* **YOUR TASK**: Select, from the data, each line where "Investing" occurs.

A block of data:

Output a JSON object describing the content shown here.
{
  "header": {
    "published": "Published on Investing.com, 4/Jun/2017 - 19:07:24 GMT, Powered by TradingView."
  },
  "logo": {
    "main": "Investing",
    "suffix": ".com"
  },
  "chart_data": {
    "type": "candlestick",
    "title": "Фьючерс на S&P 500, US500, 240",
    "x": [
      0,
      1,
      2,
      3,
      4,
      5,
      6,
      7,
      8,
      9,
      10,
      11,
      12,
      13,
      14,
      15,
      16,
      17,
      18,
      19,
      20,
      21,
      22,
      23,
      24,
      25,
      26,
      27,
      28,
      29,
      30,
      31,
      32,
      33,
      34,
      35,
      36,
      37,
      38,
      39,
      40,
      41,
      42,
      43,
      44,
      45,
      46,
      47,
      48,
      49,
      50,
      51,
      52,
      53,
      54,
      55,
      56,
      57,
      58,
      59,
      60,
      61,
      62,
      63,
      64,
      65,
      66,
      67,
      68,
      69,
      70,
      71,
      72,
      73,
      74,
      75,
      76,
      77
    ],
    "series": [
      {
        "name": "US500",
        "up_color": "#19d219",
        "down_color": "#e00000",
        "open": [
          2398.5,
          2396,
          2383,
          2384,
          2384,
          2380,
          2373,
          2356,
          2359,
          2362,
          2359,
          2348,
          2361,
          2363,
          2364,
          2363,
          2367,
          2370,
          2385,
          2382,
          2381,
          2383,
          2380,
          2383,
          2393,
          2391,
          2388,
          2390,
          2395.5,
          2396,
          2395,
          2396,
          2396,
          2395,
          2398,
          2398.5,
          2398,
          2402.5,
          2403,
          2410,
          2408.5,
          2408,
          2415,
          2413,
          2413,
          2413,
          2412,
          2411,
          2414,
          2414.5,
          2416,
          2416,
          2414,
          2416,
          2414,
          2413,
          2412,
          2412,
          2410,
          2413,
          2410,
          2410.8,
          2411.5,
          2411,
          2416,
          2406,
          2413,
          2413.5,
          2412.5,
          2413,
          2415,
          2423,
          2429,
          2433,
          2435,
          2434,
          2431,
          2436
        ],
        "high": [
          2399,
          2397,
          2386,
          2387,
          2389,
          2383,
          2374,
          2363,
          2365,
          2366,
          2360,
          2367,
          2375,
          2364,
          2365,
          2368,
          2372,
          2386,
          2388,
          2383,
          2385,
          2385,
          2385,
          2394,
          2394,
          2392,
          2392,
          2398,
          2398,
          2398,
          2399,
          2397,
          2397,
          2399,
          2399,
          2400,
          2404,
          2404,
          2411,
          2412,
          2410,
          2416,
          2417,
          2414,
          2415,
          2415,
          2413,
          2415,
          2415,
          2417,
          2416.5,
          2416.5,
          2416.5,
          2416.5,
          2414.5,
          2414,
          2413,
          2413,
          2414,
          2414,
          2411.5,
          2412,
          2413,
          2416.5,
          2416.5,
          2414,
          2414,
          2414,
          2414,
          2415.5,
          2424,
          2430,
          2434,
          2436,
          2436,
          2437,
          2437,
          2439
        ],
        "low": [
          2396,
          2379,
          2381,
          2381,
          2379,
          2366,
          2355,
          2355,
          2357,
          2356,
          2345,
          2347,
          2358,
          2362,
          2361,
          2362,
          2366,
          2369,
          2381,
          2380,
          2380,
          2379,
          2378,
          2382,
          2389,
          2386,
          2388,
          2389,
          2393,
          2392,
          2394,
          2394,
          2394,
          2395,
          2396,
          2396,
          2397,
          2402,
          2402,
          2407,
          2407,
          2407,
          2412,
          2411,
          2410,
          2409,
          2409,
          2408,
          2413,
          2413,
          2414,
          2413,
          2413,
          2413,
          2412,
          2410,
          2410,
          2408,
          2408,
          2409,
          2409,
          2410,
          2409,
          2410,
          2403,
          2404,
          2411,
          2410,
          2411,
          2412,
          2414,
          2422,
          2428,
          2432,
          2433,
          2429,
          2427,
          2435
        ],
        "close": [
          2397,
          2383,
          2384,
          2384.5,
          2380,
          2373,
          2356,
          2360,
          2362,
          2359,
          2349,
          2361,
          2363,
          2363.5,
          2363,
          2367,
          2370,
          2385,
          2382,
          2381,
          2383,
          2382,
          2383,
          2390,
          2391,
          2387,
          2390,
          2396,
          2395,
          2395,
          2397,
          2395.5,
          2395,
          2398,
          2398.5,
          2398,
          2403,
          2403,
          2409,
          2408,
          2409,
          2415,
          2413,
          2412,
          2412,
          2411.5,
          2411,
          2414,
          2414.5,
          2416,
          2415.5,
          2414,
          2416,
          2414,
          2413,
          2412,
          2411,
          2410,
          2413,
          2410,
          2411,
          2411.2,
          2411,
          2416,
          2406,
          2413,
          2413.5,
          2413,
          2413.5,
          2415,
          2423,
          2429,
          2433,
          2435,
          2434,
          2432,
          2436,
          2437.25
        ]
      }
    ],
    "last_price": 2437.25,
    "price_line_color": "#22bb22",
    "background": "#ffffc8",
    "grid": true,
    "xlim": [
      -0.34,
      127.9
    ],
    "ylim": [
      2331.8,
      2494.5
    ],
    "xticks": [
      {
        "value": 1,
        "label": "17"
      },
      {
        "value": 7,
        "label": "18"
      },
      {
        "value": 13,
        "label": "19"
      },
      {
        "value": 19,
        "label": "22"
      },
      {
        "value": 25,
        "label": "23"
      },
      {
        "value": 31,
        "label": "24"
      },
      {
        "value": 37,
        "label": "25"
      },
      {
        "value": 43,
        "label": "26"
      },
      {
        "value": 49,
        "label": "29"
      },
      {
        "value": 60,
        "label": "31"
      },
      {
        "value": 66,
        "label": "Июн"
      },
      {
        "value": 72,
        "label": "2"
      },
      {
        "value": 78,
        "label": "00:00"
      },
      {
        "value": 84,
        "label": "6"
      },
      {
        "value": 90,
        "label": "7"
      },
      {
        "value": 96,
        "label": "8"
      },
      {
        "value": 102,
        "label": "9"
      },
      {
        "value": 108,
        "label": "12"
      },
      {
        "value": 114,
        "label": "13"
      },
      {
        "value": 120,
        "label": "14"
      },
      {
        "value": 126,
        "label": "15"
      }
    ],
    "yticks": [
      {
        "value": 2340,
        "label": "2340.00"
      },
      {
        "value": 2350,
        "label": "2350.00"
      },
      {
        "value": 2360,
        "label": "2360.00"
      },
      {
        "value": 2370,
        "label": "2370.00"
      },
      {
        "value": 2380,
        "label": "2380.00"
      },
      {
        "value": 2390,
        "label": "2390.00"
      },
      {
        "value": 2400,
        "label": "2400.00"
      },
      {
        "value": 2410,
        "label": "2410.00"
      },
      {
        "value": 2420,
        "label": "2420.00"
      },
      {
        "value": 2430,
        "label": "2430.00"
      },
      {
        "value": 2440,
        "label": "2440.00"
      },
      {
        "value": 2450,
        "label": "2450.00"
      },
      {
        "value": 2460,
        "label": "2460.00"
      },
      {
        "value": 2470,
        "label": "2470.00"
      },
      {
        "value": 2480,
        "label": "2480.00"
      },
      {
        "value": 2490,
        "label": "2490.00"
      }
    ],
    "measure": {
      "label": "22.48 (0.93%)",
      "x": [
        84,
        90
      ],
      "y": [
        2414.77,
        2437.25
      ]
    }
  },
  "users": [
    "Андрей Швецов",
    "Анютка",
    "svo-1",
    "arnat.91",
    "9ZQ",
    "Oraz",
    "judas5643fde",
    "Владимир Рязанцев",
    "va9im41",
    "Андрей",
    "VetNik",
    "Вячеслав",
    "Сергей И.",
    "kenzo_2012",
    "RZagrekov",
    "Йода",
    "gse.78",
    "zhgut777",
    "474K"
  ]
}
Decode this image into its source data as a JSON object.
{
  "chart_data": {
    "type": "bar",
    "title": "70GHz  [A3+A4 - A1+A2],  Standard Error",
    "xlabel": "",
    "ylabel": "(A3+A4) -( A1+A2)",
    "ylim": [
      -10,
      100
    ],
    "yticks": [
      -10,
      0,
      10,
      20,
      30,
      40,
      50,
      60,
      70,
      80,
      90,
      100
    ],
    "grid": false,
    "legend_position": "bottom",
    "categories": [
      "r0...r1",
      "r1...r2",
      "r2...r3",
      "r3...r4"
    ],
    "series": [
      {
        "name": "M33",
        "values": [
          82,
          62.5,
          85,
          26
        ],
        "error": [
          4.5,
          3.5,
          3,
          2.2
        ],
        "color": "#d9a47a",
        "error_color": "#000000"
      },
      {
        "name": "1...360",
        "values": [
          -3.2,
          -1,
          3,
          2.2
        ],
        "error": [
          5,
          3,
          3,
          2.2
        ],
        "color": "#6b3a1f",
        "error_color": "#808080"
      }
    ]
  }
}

* **COMPLETED EXERCISE**:
    "published": "Published on Investing.com, 4/Jun/2017 - 19:07:24 GMT, Powered by TradingView."
    "main": "Investing",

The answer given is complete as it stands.